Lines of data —
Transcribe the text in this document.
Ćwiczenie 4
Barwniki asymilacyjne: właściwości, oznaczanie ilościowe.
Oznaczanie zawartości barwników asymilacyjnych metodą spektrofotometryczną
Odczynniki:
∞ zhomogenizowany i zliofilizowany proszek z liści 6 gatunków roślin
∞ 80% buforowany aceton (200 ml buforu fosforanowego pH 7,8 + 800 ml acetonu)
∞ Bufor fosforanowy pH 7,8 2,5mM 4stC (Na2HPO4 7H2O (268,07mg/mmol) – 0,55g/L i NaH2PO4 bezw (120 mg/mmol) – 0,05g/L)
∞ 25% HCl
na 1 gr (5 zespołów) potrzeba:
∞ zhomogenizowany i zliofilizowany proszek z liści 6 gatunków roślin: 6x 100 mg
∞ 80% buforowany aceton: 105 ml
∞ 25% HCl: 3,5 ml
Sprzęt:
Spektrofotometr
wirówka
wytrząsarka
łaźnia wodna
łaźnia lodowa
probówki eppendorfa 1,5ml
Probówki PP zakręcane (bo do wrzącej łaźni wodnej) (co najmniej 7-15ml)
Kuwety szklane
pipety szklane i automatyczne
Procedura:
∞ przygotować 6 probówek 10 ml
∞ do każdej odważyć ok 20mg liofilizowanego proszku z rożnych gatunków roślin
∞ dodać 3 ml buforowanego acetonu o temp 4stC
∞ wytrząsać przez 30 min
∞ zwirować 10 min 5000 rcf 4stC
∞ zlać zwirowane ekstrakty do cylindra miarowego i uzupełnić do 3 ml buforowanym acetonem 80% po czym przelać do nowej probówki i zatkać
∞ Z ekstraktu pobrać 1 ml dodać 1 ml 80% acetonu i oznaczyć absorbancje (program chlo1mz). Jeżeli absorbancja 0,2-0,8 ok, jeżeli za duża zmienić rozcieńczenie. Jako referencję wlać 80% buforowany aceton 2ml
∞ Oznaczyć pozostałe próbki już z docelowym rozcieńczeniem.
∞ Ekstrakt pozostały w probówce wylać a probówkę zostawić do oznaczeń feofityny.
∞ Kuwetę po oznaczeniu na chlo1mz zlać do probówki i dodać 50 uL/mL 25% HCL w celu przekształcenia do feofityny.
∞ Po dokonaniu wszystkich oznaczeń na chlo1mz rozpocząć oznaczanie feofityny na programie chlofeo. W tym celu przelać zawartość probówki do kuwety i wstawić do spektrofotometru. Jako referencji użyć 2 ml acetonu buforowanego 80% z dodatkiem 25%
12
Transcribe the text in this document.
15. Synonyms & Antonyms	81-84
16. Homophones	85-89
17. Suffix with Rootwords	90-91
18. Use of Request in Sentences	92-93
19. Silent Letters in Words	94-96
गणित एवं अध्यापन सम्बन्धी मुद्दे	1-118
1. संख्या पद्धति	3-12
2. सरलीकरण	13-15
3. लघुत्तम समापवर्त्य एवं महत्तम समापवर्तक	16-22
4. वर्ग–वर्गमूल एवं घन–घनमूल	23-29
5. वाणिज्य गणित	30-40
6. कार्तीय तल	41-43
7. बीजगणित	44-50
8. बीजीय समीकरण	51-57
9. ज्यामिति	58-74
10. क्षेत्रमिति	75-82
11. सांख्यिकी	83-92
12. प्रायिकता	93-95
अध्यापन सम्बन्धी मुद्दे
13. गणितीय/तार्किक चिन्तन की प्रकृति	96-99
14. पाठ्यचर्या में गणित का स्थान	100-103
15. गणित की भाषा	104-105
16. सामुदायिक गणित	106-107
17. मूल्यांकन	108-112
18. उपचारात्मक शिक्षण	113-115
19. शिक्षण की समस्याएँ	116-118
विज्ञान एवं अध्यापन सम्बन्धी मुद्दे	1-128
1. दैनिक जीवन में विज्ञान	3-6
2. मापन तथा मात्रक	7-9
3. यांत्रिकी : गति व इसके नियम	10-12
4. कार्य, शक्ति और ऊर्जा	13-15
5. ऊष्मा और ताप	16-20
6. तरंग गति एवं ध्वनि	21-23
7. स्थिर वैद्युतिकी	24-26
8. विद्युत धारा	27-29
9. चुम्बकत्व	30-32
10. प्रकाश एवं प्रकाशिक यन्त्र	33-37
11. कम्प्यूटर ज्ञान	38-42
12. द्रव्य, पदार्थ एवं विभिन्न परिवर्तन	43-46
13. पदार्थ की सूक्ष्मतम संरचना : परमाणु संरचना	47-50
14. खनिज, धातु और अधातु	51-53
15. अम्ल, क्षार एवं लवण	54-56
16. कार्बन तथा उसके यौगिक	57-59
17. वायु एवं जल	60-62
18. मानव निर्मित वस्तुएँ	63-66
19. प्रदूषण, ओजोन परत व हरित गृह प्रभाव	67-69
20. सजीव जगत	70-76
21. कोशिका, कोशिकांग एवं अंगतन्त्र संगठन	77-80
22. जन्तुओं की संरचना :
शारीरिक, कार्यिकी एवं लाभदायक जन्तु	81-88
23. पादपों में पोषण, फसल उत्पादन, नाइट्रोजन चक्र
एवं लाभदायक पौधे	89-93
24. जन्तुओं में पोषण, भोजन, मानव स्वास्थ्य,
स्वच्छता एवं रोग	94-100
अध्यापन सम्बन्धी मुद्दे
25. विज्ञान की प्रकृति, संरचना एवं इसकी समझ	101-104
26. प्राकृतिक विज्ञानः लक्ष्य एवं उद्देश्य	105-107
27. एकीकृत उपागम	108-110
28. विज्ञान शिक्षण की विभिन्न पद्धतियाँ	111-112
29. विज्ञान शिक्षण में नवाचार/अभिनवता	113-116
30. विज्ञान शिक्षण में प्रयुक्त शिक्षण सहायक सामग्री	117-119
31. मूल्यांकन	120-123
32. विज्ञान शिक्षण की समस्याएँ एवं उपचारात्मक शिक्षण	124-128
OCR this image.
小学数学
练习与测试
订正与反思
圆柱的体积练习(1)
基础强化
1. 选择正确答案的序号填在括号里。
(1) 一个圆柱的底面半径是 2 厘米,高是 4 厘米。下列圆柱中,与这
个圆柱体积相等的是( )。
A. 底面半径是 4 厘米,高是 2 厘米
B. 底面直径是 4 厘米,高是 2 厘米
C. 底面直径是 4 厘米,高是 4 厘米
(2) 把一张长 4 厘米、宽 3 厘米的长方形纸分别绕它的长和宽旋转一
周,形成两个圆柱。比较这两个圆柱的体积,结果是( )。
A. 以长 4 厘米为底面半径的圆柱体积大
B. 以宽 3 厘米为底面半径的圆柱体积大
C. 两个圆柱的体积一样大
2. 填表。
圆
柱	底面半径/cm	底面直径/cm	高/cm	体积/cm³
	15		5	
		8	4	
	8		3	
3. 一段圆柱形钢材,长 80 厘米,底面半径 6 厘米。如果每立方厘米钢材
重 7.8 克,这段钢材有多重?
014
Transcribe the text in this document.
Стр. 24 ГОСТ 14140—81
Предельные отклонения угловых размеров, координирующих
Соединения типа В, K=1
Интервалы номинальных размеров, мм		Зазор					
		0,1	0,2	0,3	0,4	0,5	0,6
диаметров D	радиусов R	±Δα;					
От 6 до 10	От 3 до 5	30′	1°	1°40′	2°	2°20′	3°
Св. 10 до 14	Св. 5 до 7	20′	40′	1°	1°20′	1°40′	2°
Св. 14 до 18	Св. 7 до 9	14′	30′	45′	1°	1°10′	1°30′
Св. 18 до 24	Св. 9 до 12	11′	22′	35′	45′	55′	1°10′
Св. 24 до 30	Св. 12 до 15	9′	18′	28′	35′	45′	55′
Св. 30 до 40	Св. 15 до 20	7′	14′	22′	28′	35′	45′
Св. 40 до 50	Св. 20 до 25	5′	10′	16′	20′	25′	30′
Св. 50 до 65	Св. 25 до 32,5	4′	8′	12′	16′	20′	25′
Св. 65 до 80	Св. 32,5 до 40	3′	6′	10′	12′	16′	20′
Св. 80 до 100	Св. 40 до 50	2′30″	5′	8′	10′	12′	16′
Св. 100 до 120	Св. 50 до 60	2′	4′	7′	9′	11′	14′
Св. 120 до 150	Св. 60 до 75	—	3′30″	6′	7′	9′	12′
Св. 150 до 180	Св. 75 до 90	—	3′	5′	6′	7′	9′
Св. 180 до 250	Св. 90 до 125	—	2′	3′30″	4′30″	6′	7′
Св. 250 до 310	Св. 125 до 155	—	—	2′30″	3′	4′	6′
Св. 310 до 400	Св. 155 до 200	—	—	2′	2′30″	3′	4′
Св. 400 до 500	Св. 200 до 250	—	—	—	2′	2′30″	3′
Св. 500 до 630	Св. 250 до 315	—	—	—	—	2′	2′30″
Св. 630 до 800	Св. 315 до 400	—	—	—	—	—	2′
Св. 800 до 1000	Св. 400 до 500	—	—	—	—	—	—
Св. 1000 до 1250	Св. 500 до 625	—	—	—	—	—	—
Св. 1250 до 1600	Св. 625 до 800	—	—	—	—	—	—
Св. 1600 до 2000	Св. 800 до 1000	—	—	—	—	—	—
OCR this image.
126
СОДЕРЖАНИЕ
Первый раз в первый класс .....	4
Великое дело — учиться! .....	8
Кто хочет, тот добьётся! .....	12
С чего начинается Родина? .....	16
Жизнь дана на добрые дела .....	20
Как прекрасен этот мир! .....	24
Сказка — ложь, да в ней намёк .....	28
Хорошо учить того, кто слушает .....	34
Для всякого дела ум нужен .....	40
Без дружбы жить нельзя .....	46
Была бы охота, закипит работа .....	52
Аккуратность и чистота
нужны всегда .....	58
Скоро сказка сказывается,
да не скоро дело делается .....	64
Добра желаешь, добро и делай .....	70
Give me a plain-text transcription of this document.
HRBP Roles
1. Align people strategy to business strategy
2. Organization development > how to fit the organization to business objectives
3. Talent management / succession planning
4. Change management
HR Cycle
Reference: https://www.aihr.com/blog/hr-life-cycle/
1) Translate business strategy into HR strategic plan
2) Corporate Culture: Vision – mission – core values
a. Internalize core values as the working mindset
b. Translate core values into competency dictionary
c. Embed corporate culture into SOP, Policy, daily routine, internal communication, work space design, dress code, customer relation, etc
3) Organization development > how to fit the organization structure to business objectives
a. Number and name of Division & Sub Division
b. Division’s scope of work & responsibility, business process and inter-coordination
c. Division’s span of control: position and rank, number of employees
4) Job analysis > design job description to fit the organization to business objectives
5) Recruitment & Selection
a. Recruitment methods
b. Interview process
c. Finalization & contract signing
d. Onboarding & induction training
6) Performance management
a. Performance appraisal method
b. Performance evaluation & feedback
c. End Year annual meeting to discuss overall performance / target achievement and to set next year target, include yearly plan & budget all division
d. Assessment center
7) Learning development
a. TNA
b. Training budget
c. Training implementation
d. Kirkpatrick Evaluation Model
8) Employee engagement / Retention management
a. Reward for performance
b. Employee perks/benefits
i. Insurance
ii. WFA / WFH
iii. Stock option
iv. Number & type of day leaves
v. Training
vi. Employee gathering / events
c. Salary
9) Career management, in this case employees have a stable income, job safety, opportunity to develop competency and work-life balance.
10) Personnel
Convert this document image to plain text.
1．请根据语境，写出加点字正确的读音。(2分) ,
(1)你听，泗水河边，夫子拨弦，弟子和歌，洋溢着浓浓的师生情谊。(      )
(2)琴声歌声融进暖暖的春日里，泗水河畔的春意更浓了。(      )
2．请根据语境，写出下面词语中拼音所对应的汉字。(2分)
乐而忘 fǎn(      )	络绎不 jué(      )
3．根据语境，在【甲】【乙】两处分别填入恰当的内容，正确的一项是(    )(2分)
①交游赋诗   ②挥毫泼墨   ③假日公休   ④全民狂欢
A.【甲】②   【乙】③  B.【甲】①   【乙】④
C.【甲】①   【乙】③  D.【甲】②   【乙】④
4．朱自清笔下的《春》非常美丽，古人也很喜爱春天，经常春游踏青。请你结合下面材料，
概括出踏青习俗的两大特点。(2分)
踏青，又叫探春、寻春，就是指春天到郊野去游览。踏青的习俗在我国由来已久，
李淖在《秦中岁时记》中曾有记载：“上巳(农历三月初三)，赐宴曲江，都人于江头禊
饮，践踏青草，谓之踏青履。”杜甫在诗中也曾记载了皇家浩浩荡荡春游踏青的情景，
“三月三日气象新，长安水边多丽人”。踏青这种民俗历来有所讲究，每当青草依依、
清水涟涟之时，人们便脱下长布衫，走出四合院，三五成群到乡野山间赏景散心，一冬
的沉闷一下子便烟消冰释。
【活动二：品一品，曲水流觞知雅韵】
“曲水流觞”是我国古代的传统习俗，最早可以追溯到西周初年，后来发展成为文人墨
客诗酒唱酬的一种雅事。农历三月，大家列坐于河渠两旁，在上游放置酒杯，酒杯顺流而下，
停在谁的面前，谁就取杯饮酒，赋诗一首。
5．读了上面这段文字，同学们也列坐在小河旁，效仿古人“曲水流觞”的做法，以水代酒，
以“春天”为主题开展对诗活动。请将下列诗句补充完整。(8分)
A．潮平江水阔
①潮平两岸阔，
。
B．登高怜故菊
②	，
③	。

Instructions to follow —
Repeat exactly the lines above from the line that contains "Convert this document image to plain text." through the end. Include both of these ends; leave out everything else.

Complete response —
Convert this document image to plain text.
1．请根据语境，写出加点字正确的读音。(2分) ,
(1)你听，泗水河边，夫子拨弦，弟子和歌，洋溢着浓浓的师生情谊。(      )
(2)琴声歌声融进暖暖的春日里，泗水河畔的春意更浓了。(      )
2．请根据语境，写出下面词语中拼音所对应的汉字。(2分)
乐而忘 fǎn(      )	络绎不 jué(      )
3．根据语境，在【甲】【乙】两处分别填入恰当的内容，正确的一项是(    )(2分)
①交游赋诗   ②挥毫泼墨   ③假日公休   ④全民狂欢
A.【甲】②   【乙】③  B.【甲】①   【乙】④
C.【甲】①   【乙】③  D.【甲】②   【乙】④
4．朱自清笔下的《春》非常美丽，古人也很喜爱春天，经常春游踏青。请你结合下面材料，
概括出踏青习俗的两大特点。(2分)
踏青，又叫探春、寻春，就是指春天到郊野去游览。踏青的习俗在我国由来已久，
李淖在《秦中岁时记》中曾有记载：“上巳(农历三月初三)，赐宴曲江，都人于江头禊
饮，践踏青草，谓之踏青履。”杜甫在诗中也曾记载了皇家浩浩荡荡春游踏青的情景，
“三月三日气象新，长安水边多丽人”。踏青这种民俗历来有所讲究，每当青草依依、
清水涟涟之时，人们便脱下长布衫，走出四合院，三五成群到乡野山间赏景散心，一冬
的沉闷一下子便烟消冰释。
【活动二：品一品，曲水流觞知雅韵】
“曲水流觞”是我国古代的传统习俗，最早可以追溯到西周初年，后来发展成为文人墨
客诗酒唱酬的一种雅事。农历三月，大家列坐于河渠两旁，在上游放置酒杯，酒杯顺流而下，
停在谁的面前，谁就取杯饮酒，赋诗一首。
5．读了上面这段文字，同学们也列坐在小河旁，效仿古人“曲水流觞”的做法，以水代酒，
以“春天”为主题开展对诗活动。请将下列诗句补充完整。(8分)
A．潮平江水阔
①潮平两岸阔，
。
B．登高怜故菊
②	，
③	。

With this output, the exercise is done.